* _WHAT YOU NEED TO DO_:
Write out every entry exactly as it appears.
====== INFORMATION SHOWN
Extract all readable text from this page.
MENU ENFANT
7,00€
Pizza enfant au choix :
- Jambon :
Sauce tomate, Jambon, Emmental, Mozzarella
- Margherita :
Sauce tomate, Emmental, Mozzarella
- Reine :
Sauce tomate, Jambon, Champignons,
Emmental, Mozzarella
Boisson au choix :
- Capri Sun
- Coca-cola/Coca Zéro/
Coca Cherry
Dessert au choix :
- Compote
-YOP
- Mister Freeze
============
* _RESULT BELOW_:
Extract all readable text from this page.
MENU ENFANT
7,00€
Pizza enfant au choix :
- Jambon :
Sauce tomate, Jambon, Emmental, Mozzarella
- Margherita :
Sauce tomate, Emmental, Mozzarella
- Reine :
Sauce tomate, Jambon, Champignons,
Emmental, Mozzarella
Boisson au choix :
- Capri Sun
- Coca-cola/Coca Zéro/
Coca Cherry
Dessert au choix :
- Compote
-YOP
- Mister Freeze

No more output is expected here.